WORK REQUEST:
Copy without pictures. Please restate each line of the listing exactly.

RECORD EXTRACTS:
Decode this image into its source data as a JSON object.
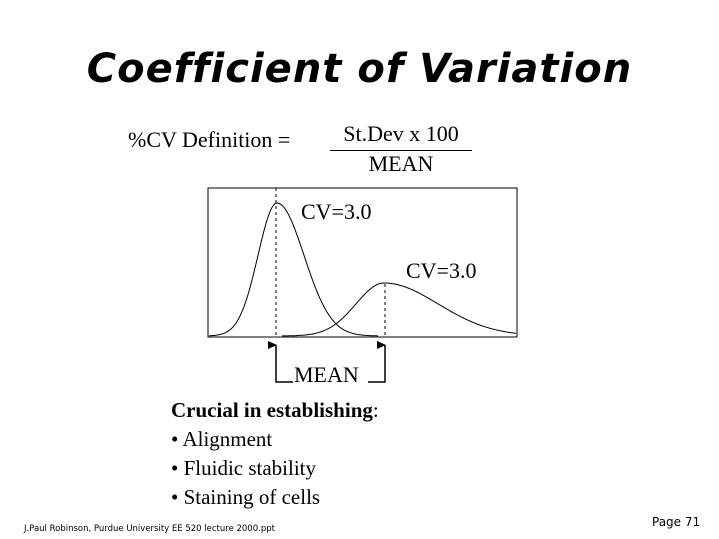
{
  "slide": {
    "title": "Coefficient of Variation",
    "definition": {
      "label": "%CV Definition =",
      "numerator": "St.Dev x 100",
      "denominator": "MEAN"
    },
    "diagram": {
      "peak1_label": "CV=3.0",
      "peak2_label": "CV=3.0",
      "mean_label": "MEAN"
    },
    "notes": {
      "heading_bold": "Crucial in establishing",
      "heading_suffix": ":",
      "bullets": [
        "• Alignment",
        "• Fluidic stability",
        "• Staining of cells"
      ]
    },
    "footer": "J.Paul Robinson, Purdue University EE 520 lecture 2000.ppt",
    "page_label": "Page 71"
  }
}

SOLUTION:
Decode this image into its source data as a JSON object.
{
  "slide": {
    "title": "Coefficient of Variation",
    "definition": {
      "label": "%CV Definition =",
      "numerator": "St.Dev x 100",
      "denominator": "MEAN"
    },
    "diagram": {
      "peak1_label": "CV=3.0",
      "peak2_label": "CV=3.0",
      "mean_label": "MEAN"
    },
    "notes": {
      "heading_bold": "Crucial in establishing",
      "heading_suffix": ":",
      "bullets": [
        "• Alignment",
        "• Fluidic stability",
        "• Staining of cells"
      ]
    },
    "footer": "J.Paul Robinson, Purdue University EE 520 lecture 2000.ppt",
    "page_label": "Page 71"
  }
}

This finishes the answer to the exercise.